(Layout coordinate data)
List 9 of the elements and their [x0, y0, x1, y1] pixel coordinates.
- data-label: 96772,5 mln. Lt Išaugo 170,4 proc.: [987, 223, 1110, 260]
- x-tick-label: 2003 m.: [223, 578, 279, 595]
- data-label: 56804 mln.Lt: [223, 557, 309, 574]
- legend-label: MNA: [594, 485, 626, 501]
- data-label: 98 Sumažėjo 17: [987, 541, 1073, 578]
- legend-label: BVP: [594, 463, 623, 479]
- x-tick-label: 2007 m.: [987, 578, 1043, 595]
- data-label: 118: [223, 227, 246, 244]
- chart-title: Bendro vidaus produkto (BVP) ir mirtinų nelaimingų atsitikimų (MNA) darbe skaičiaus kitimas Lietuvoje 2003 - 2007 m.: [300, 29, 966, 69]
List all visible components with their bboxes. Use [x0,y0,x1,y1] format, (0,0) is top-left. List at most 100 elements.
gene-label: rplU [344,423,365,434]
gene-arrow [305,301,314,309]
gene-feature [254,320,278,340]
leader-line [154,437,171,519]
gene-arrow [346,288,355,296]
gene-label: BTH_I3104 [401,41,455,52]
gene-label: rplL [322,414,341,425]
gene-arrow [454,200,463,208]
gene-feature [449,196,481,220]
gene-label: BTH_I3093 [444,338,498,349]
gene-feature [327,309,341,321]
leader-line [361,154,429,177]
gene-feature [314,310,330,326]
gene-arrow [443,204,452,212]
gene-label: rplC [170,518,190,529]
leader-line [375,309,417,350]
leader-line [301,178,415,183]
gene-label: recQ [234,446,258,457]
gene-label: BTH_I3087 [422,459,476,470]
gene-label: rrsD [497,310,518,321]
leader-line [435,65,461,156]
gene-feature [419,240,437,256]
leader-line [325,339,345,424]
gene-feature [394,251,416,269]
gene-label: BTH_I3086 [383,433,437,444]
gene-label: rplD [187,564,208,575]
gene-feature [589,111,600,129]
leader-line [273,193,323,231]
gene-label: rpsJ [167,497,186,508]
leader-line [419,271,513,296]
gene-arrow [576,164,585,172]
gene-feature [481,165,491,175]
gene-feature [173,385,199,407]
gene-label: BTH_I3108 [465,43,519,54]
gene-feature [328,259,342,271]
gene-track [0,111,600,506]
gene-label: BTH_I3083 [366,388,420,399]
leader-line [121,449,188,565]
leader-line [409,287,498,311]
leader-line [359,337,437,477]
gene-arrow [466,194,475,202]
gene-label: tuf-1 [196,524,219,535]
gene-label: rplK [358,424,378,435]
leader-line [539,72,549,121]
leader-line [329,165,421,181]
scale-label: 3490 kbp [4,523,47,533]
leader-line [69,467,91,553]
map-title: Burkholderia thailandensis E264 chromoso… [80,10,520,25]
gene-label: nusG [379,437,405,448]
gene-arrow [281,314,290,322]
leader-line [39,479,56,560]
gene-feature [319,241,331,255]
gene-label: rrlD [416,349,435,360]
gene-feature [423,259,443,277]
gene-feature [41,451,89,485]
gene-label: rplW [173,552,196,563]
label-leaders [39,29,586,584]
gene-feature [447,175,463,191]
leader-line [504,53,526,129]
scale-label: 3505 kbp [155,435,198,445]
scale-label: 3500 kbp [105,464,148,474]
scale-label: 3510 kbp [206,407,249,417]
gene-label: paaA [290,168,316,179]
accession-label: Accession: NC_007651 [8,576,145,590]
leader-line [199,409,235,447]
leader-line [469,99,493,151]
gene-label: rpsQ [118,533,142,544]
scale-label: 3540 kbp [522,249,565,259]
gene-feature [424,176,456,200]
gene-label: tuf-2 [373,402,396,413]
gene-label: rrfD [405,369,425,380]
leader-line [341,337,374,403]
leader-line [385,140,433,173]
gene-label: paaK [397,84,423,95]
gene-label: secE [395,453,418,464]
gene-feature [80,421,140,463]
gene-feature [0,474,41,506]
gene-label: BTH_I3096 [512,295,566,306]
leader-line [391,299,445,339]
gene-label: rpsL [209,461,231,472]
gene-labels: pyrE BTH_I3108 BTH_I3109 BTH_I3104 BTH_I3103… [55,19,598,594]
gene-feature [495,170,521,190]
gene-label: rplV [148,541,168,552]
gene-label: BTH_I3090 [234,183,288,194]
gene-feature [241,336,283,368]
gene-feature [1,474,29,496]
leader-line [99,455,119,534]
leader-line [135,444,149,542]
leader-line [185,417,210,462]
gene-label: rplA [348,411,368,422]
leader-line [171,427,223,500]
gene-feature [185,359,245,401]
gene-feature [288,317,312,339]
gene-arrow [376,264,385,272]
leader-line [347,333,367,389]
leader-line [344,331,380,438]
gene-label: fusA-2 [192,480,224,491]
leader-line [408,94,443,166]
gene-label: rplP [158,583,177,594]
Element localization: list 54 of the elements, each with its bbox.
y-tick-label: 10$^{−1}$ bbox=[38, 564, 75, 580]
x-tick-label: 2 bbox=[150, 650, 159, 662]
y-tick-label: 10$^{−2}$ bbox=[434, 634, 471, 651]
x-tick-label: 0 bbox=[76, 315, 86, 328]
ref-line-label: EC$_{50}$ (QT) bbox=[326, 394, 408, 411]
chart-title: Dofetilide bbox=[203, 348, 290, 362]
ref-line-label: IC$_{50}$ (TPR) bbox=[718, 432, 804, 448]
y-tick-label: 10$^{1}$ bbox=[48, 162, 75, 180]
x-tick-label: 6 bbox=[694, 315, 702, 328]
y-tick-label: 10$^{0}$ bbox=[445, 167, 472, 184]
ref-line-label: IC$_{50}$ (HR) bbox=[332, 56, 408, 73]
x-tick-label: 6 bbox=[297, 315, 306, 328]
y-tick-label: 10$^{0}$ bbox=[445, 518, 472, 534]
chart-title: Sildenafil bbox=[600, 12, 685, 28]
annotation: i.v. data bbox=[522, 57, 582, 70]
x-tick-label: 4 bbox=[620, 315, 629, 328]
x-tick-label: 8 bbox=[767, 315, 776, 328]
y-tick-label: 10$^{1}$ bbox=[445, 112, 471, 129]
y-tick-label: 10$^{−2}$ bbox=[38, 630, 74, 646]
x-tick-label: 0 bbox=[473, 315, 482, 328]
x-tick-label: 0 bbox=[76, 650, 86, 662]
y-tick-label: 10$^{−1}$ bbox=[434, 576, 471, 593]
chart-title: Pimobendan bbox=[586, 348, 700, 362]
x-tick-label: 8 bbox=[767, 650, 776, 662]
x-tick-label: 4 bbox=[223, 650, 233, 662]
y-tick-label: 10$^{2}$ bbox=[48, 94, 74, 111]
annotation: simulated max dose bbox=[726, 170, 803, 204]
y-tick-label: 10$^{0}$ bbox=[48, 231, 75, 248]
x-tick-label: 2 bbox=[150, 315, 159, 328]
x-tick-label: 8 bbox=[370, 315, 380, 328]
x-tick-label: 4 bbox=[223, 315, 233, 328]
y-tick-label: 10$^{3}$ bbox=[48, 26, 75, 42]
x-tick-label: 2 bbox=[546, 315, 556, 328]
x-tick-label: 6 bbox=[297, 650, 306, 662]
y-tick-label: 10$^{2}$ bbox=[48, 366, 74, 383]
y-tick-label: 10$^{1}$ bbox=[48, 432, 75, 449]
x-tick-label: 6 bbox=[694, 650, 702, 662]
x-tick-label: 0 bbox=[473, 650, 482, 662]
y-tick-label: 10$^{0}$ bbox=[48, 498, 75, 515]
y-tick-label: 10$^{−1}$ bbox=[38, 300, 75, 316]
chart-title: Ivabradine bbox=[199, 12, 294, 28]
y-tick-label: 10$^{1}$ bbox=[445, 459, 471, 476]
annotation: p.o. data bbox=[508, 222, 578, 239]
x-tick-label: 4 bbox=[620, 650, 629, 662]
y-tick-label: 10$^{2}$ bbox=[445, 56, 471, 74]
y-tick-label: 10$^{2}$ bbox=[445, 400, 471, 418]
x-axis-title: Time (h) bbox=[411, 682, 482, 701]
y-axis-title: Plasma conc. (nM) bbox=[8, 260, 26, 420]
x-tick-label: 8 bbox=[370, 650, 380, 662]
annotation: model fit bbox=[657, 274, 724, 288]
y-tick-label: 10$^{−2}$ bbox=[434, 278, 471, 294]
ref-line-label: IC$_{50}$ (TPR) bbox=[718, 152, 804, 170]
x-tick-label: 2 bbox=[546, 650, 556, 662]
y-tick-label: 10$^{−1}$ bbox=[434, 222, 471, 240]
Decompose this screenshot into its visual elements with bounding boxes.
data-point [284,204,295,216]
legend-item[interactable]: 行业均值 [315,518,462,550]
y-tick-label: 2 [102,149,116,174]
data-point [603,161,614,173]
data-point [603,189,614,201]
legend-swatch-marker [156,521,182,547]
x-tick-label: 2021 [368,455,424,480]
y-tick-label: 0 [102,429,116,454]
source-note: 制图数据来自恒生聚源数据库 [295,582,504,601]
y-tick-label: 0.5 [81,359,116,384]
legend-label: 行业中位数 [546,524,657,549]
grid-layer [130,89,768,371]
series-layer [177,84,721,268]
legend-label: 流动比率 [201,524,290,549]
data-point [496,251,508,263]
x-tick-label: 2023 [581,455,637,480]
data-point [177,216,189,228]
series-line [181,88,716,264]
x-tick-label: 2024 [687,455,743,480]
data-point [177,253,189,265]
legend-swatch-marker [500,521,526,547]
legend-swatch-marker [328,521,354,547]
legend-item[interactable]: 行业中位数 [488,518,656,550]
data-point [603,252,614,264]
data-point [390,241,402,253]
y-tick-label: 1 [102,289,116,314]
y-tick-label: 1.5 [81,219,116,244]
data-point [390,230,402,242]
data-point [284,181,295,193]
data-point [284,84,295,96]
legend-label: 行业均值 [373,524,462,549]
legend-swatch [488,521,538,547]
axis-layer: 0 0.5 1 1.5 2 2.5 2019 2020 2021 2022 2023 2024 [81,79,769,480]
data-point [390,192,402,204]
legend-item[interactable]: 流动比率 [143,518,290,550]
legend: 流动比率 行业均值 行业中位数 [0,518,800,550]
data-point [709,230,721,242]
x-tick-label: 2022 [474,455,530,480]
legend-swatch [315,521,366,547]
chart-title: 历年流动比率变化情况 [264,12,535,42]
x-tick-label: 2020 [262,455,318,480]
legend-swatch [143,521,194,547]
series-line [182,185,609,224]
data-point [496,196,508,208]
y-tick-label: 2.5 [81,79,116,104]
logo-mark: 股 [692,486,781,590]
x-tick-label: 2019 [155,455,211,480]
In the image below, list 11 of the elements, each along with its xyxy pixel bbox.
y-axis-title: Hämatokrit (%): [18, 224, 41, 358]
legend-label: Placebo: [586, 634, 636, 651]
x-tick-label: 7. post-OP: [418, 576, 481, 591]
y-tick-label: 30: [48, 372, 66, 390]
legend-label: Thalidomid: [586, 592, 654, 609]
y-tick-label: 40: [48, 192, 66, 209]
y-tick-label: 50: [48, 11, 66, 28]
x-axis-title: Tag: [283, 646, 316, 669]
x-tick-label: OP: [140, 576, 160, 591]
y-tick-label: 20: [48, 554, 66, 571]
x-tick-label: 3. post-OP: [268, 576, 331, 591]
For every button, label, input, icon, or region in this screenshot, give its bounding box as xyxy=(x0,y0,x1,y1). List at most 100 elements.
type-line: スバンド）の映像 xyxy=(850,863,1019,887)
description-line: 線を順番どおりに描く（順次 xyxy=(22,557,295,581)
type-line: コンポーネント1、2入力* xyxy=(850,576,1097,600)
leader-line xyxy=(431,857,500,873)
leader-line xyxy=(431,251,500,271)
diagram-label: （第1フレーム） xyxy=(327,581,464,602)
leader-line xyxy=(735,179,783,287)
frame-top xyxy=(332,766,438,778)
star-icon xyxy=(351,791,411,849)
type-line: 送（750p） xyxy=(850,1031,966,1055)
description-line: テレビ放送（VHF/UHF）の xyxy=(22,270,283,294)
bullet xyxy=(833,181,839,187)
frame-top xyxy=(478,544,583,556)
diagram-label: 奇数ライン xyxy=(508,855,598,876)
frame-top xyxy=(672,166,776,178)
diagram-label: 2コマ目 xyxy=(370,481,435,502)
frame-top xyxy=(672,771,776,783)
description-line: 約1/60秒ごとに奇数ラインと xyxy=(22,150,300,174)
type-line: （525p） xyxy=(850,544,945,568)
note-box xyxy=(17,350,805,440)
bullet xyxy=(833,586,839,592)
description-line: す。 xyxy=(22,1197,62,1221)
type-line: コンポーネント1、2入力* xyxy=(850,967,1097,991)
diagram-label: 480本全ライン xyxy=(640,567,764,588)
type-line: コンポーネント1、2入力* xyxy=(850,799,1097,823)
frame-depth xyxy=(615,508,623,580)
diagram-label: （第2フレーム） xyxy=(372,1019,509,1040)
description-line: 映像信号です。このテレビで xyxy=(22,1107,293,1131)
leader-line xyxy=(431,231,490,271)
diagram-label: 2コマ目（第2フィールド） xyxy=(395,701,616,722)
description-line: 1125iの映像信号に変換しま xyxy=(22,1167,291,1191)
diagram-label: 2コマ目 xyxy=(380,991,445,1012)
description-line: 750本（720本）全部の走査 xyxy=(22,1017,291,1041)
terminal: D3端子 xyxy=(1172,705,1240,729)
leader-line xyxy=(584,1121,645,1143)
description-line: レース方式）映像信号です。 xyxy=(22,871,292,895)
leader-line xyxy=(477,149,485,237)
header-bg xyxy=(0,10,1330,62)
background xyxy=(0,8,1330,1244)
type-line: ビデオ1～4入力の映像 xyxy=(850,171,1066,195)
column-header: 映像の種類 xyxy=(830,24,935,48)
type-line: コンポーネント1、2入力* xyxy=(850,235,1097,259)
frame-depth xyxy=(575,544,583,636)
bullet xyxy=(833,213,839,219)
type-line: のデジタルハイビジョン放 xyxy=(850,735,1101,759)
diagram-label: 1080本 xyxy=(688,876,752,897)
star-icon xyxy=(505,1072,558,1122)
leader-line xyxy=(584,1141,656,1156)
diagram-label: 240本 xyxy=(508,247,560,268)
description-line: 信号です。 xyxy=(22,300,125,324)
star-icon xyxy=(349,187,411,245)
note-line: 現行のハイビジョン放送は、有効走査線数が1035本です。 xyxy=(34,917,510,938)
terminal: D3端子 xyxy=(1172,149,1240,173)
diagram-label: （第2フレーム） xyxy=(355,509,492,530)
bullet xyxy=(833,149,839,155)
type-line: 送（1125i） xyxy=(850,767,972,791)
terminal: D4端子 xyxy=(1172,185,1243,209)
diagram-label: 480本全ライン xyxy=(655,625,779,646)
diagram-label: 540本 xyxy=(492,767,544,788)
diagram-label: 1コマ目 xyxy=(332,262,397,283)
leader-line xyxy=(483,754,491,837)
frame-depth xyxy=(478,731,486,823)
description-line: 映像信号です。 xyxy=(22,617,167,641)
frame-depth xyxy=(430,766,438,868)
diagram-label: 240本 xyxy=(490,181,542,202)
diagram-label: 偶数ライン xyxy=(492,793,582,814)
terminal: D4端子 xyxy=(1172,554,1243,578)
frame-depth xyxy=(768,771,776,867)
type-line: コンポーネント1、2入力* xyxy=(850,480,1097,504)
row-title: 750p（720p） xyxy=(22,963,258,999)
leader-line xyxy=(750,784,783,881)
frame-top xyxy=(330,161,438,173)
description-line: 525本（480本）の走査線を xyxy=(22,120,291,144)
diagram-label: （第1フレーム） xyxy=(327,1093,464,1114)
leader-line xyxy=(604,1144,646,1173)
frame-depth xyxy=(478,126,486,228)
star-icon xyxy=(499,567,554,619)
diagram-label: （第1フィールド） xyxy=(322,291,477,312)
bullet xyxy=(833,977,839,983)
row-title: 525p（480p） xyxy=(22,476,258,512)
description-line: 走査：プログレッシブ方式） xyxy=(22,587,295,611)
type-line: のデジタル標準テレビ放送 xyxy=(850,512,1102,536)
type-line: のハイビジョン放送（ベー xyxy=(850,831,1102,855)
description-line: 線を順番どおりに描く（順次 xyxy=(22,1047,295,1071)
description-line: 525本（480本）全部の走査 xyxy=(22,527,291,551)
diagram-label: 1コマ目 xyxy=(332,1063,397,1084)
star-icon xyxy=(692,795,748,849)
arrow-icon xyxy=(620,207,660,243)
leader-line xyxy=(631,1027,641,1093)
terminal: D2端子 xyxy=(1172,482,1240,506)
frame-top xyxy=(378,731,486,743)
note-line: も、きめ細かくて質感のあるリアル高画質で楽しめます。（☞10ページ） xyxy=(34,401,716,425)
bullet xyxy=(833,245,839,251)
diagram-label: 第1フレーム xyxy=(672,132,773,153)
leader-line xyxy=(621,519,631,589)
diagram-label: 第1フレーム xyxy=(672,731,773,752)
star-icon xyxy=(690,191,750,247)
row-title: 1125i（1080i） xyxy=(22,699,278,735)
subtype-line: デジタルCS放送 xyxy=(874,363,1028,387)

# Directive:
Turn the entries into a Markdown table with the columns n and Line, starting with the first line and going on through the line with "- legend-label: MNA: [594, 485, 626, 501]". Number each row and leave out any blank lines.

# Answer for this exercise:
| n | Line |
|---|---|
| 1 | List 9 of the elements and their [x0, y0, x1, y1] pixel coordinates. |
| 2 | - data-label: 96772,5 mln. Lt Išaugo 170,4 proc.: [987, 223, 1110, 260] |
| 3 | - x-tick-label: 2003 m.: [223, 578, 279, 595] |
| 4 | - data-label: 56804 mln.Lt: [223, 557, 309, 574] |
| 5 | - legend-label: MNA: [594, 485, 626, 501] |